§ **Instructions for the task**:
Omit the pictures and output every entry below exactly as written.

§ **Material for this task**:
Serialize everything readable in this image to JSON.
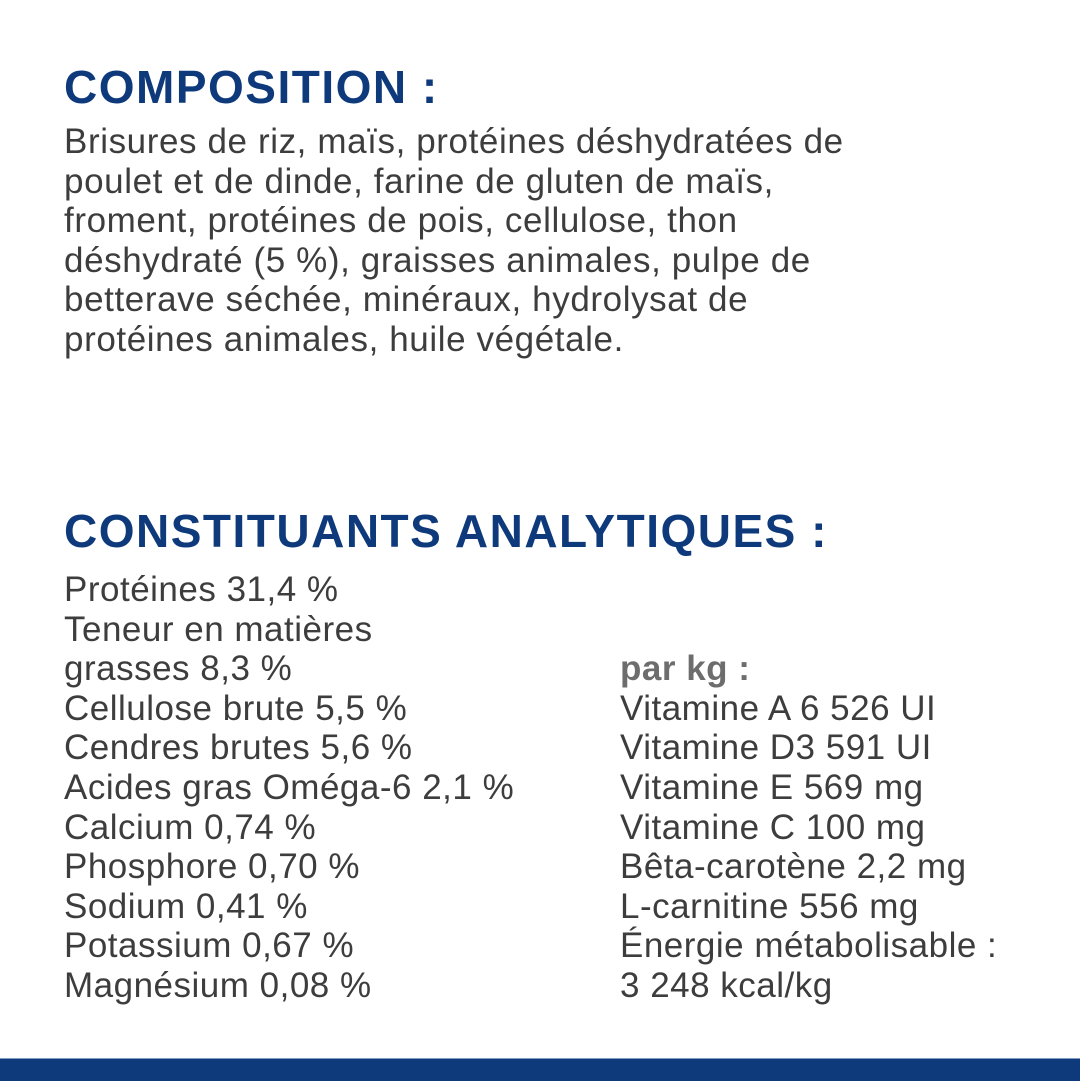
{
  "composition": {
    "title": "COMPOSITION :",
    "lines": [
      "Brisures de riz, maïs, protéines déshydratées de",
      "poulet et de dinde, farine de gluten de maïs,",
      "froment, protéines de pois, cellulose, thon",
      "déshydraté (5 %), graisses animales, pulpe de",
      "betterave séchée, minéraux, hydrolysat de",
      "protéines animales, huile végétale."
    ]
  },
  "analytics": {
    "title": "CONSTITUANTS ANALYTIQUES :",
    "left_lines": [
      "Protéines 31,4 %",
      "Teneur en matières",
      "grasses 8,3 %",
      "Cellulose brute 5,5 %",
      "Cendres brutes 5,6 %",
      "Acides gras Oméga-6 2,1 %",
      "Calcium 0,74 %",
      "Phosphore 0,70 %",
      "Sodium 0,41 %",
      "Potassium 0,67 %",
      "Magnésium 0,08 %"
    ],
    "per_kg_label": "par kg :",
    "right_lines": [
      "Vitamine A 6 526 UI",
      "Vitamine D3 591 UI",
      "Vitamine E 569 mg",
      "Vitamine C 100 mg",
      "Bêta-carotène 2,2 mg",
      "L-carnitine 556 mg",
      "Énergie métabolisable :",
      "3 248 kcal/kg"
    ]
  },
  "colors": {
    "heading": "#0e3a7c",
    "text": "#3d3d3d",
    "footer_bar": "#0e3a7c"
  }
}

§ **Solution for this task**:
Serialize everything readable in this image to JSON.
{
  "composition": {
    "title": "COMPOSITION :",
    "lines": [
      "Brisures de riz, maïs, protéines déshydratées de",
      "poulet et de dinde, farine de gluten de maïs,",
      "froment, protéines de pois, cellulose, thon",
      "déshydraté (5 %), graisses animales, pulpe de",
      "betterave séchée, minéraux, hydrolysat de",
      "protéines animales, huile végétale."
    ]
  },
  "analytics": {
    "title": "CONSTITUANTS ANALYTIQUES :",
    "left_lines": [
      "Protéines 31,4 %",
      "Teneur en matières",
      "grasses 8,3 %",
      "Cellulose brute 5,5 %",
      "Cendres brutes 5,6 %",
      "Acides gras Oméga-6 2,1 %",
      "Calcium 0,74 %",
      "Phosphore 0,70 %",
      "Sodium 0,41 %",
      "Potassium 0,67 %",
      "Magnésium 0,08 %"
    ],
    "per_kg_label": "par kg :",
    "right_lines": [
      "Vitamine A 6 526 UI",
      "Vitamine D3 591 UI",
      "Vitamine E 569 mg",
      "Vitamine C 100 mg",
      "Bêta-carotène 2,2 mg",
      "L-carnitine 556 mg",
      "Énergie métabolisable :",
      "3 248 kcal/kg"
    ]
  },
  "colors": {
    "heading": "#0e3a7c",
    "text": "#3d3d3d",
    "footer_bar": "#0e3a7c"
  }
}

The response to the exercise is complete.